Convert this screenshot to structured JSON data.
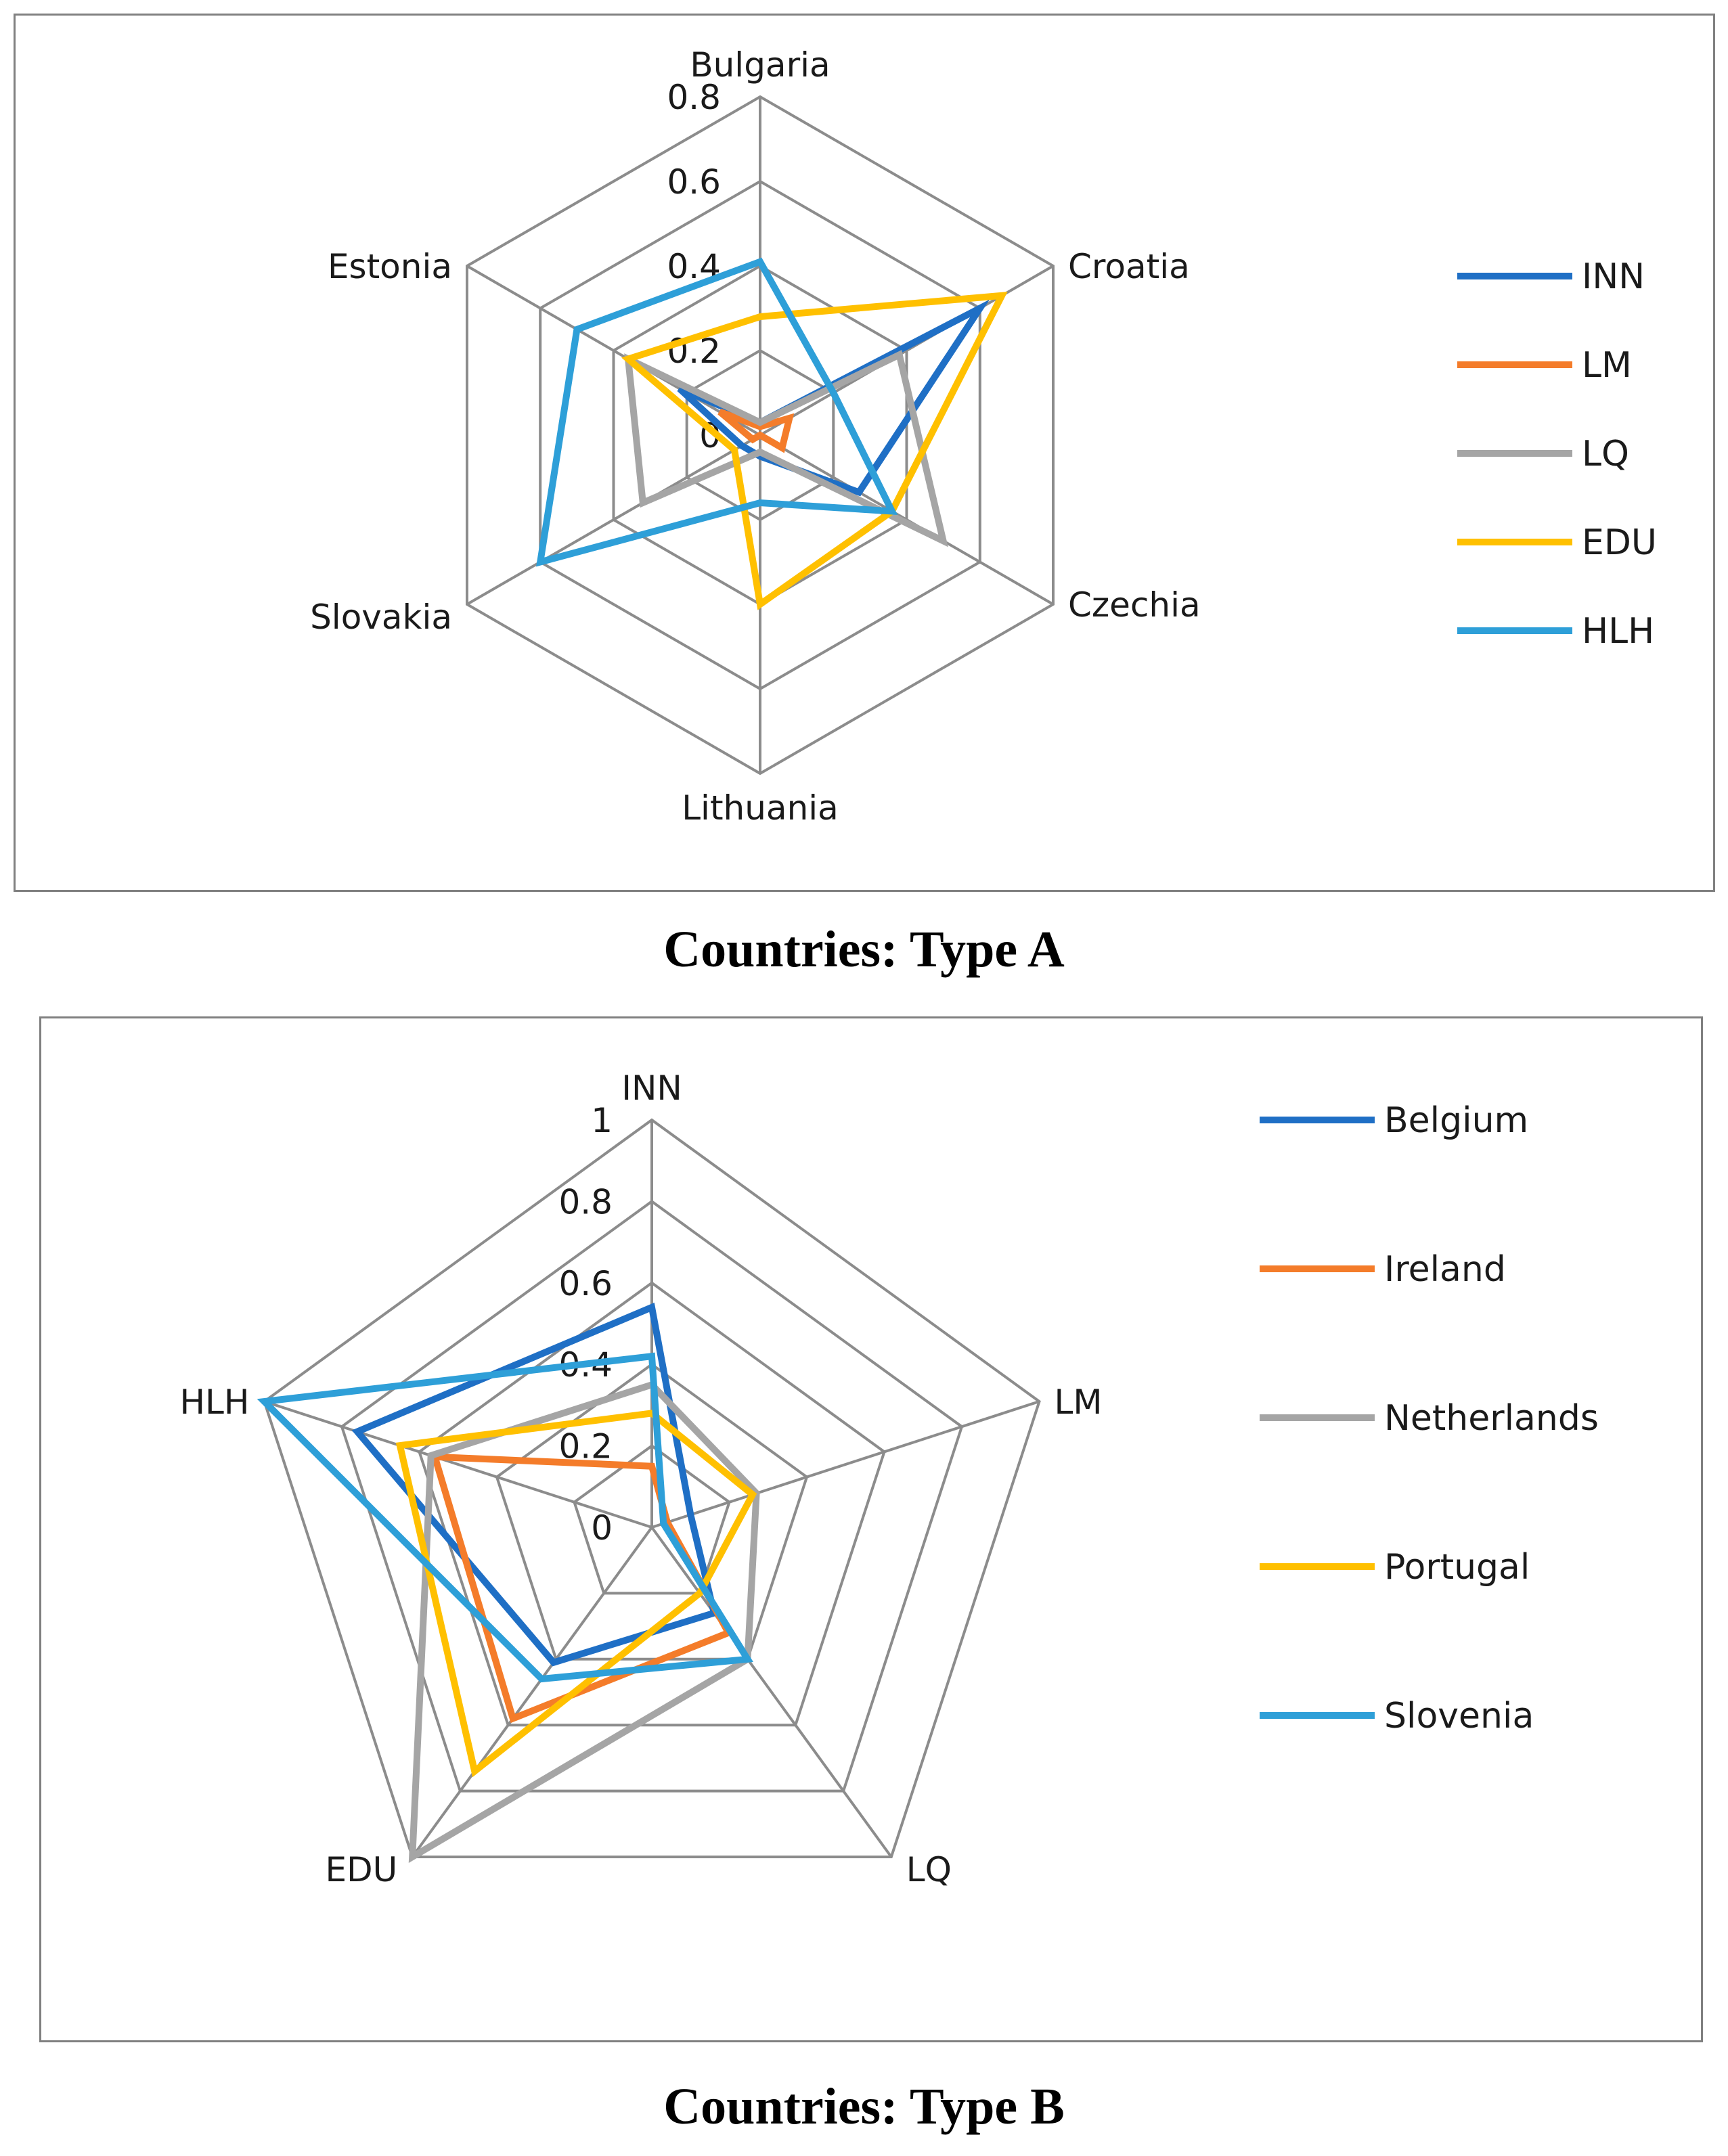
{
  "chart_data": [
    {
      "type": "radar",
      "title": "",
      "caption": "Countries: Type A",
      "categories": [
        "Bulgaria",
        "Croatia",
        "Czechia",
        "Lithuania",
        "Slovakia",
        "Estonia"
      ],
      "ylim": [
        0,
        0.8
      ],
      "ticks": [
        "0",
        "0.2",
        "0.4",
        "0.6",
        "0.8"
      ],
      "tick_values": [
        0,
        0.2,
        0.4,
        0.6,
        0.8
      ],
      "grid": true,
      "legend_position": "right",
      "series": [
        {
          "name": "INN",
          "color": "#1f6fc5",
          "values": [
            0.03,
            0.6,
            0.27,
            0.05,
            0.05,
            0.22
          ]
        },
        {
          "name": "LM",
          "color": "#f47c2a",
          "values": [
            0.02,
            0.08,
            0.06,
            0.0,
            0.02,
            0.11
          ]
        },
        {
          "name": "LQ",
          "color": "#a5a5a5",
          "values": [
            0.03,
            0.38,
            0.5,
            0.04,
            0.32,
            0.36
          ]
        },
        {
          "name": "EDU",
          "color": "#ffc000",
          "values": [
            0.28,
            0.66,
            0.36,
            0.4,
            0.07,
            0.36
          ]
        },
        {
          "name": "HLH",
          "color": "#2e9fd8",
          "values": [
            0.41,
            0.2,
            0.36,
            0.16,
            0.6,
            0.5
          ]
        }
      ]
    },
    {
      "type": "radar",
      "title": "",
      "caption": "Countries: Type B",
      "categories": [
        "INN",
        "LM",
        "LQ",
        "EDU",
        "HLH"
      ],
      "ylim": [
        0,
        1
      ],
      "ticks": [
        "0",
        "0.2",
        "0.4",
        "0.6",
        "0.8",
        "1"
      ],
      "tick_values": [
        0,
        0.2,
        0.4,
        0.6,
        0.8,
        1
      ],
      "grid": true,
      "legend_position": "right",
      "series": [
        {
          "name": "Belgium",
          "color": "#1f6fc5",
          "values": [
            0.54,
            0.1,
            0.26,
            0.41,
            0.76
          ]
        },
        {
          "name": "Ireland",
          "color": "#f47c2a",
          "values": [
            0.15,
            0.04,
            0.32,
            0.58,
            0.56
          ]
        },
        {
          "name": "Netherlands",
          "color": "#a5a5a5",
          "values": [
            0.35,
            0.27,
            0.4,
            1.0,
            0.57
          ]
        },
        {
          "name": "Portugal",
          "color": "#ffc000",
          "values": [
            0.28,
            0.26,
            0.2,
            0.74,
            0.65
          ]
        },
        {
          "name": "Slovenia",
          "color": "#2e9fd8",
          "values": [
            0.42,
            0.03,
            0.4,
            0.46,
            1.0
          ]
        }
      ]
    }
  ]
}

:::::

■ Request:
Restate the whole listing above exactly, except for its images.

■ Full solution:
Convert this screenshot to structured JSON data.
{
  "chart_data": [
    {
      "type": "radar",
      "title": "",
      "caption": "Countries: Type A",
      "categories": [
        "Bulgaria",
        "Croatia",
        "Czechia",
        "Lithuania",
        "Slovakia",
        "Estonia"
      ],
      "ylim": [
        0,
        0.8
      ],
      "ticks": [
        "0",
        "0.2",
        "0.4",
        "0.6",
        "0.8"
      ],
      "tick_values": [
        0,
        0.2,
        0.4,
        0.6,
        0.8
      ],
      "grid": true,
      "legend_position": "right",
      "series": [
        {
          "name": "INN",
          "color": "#1f6fc5",
          "values": [
            0.03,
            0.6,
            0.27,
            0.05,
            0.05,
            0.22
          ]
        },
        {
          "name": "LM",
          "color": "#f47c2a",
          "values": [
            0.02,
            0.08,
            0.06,
            0.0,
            0.02,
            0.11
          ]
        },
        {
          "name": "LQ",
          "color": "#a5a5a5",
          "values": [
            0.03,
            0.38,
            0.5,
            0.04,
            0.32,
            0.36
          ]
        },
        {
          "name": "EDU",
          "color": "#ffc000",
          "values": [
            0.28,
            0.66,
            0.36,
            0.4,
            0.07,
            0.36
          ]
        },
        {
          "name": "HLH",
          "color": "#2e9fd8",
          "values": [
            0.41,
            0.2,
            0.36,
            0.16,
            0.6,
            0.5
          ]
        }
      ]
    },
    {
      "type": "radar",
      "title": "",
      "caption": "Countries: Type B",
      "categories": [
        "INN",
        "LM",
        "LQ",
        "EDU",
        "HLH"
      ],
      "ylim": [
        0,
        1
      ],
      "ticks": [
        "0",
        "0.2",
        "0.4",
        "0.6",
        "0.8",
        "1"
      ],
      "tick_values": [
        0,
        0.2,
        0.4,
        0.6,
        0.8,
        1
      ],
      "grid": true,
      "legend_position": "right",
      "series": [
        {
          "name": "Belgium",
          "color": "#1f6fc5",
          "values": [
            0.54,
            0.1,
            0.26,
            0.41,
            0.76
          ]
        },
        {
          "name": "Ireland",
          "color": "#f47c2a",
          "values": [
            0.15,
            0.04,
            0.32,
            0.58,
            0.56
          ]
        },
        {
          "name": "Netherlands",
          "color": "#a5a5a5",
          "values": [
            0.35,
            0.27,
            0.4,
            1.0,
            0.57
          ]
        },
        {
          "name": "Portugal",
          "color": "#ffc000",
          "values": [
            0.28,
            0.26,
            0.2,
            0.74,
            0.65
          ]
        },
        {
          "name": "Slovenia",
          "color": "#2e9fd8",
          "values": [
            0.42,
            0.03,
            0.4,
            0.46,
            1.0
          ]
        }
      ]
    }
  ]
}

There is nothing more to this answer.